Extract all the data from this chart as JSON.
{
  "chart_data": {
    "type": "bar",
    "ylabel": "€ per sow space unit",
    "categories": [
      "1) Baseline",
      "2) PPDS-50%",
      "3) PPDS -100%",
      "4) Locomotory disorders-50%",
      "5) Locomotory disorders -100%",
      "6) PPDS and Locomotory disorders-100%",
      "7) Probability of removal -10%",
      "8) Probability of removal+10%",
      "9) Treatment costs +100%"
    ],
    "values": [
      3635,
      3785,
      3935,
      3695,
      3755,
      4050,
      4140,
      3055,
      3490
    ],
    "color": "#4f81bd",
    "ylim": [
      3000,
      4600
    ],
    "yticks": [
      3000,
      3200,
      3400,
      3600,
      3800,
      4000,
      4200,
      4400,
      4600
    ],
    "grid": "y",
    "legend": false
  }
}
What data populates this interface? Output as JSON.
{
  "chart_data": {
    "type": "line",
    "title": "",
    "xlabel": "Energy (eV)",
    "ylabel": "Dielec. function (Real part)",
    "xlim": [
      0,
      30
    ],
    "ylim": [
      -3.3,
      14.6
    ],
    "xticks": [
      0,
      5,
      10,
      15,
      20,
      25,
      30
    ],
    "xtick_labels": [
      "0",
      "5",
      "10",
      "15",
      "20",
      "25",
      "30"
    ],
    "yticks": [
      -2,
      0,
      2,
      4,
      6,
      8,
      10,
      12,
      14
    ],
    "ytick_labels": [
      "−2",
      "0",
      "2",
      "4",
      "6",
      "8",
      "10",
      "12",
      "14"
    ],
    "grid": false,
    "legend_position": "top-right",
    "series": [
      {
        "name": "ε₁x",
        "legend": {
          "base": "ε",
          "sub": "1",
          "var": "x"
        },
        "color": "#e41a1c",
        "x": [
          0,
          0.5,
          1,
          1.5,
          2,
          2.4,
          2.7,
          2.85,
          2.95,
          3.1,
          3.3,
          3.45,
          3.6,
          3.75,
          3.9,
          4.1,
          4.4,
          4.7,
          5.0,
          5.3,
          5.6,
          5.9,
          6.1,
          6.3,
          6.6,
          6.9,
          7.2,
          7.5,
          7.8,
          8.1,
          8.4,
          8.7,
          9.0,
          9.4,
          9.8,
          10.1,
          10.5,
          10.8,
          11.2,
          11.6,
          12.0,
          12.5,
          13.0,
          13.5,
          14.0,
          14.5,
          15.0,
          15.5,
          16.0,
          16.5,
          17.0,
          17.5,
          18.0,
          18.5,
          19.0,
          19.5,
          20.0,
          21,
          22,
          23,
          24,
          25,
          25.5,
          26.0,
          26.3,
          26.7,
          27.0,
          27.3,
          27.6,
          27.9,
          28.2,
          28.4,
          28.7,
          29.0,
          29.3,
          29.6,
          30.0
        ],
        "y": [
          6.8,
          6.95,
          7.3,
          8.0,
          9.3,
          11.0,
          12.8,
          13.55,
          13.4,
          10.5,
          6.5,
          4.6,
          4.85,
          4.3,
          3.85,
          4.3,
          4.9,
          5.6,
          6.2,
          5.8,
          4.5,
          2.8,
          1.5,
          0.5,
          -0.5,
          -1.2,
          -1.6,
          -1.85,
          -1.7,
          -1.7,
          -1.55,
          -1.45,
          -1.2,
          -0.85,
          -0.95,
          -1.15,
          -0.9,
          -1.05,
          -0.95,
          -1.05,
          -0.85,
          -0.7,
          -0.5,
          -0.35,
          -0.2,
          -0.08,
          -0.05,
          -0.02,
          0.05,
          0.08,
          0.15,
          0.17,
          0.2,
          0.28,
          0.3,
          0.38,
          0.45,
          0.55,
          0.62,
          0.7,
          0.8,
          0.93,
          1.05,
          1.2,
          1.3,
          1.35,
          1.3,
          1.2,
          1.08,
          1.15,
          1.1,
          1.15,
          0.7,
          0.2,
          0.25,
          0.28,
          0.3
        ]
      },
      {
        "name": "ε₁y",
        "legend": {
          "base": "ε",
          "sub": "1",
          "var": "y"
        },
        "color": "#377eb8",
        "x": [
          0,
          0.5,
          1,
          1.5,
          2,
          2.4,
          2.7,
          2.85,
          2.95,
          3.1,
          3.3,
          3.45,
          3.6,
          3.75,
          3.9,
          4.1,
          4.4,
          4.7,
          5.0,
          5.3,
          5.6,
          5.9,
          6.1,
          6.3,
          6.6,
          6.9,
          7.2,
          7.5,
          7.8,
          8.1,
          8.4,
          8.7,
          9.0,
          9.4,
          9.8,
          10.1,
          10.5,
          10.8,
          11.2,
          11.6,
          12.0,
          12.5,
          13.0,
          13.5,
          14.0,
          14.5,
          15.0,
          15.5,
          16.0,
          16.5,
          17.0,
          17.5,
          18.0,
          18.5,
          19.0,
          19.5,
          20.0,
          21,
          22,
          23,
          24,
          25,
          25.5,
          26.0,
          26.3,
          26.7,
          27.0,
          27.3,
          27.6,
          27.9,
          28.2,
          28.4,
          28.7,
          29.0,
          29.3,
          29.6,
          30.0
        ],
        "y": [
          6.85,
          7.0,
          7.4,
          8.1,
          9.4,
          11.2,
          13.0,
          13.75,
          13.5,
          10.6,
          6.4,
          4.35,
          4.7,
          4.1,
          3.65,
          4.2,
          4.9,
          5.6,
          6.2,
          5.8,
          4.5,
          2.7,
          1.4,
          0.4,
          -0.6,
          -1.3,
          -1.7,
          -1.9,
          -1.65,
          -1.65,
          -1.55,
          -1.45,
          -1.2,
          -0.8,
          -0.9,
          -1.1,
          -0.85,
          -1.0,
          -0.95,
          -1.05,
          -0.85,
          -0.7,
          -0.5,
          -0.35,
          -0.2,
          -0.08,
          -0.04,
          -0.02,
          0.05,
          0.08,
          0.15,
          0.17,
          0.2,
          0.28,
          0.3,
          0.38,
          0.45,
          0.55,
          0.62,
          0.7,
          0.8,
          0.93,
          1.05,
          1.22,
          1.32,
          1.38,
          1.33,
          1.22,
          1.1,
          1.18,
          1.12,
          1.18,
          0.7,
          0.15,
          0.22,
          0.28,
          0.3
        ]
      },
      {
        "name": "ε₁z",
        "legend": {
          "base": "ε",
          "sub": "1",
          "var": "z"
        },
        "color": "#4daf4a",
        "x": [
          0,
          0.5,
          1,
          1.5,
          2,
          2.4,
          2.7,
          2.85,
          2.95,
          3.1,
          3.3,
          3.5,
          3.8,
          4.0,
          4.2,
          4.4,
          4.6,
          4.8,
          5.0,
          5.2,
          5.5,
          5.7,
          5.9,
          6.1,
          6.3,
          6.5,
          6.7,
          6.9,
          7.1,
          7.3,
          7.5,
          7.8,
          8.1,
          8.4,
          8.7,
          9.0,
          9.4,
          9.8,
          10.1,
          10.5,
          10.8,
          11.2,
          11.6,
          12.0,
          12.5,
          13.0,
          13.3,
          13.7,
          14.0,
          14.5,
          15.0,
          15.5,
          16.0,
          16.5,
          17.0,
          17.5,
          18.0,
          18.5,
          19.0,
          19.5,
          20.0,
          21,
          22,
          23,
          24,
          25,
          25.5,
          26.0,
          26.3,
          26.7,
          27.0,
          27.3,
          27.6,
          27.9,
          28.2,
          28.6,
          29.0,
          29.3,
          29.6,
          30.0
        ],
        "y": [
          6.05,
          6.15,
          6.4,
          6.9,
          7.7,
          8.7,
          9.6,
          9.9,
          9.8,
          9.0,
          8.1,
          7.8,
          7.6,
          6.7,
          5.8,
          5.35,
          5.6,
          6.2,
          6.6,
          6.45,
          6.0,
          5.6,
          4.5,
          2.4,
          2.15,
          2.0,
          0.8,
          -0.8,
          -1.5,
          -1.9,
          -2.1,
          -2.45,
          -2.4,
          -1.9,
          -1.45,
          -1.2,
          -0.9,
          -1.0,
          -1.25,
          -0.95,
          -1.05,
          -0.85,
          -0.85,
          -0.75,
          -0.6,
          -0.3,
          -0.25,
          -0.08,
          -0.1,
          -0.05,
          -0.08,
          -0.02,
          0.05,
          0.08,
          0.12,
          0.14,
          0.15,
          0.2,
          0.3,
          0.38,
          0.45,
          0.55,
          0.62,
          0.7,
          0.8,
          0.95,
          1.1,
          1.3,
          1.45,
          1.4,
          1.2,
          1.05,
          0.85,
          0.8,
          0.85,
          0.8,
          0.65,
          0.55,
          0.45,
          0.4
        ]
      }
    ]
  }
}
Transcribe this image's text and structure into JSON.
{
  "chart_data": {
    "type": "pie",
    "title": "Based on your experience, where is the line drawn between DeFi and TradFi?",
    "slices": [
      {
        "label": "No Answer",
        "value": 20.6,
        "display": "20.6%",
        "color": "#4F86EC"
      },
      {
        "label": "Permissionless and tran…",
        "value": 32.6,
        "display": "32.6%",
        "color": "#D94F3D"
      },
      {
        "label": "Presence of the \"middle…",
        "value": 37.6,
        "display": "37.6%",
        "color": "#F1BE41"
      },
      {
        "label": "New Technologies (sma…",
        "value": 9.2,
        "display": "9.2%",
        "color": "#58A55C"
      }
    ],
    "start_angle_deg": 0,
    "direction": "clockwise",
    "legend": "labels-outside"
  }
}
++++++++++++++++++++
#### What to do:
Using the listing, collect all lines in which the string "removal" is found.

#### Response to the exercise:
      "7) Probability of removal -10%",
      "8) Probability of removal+10%",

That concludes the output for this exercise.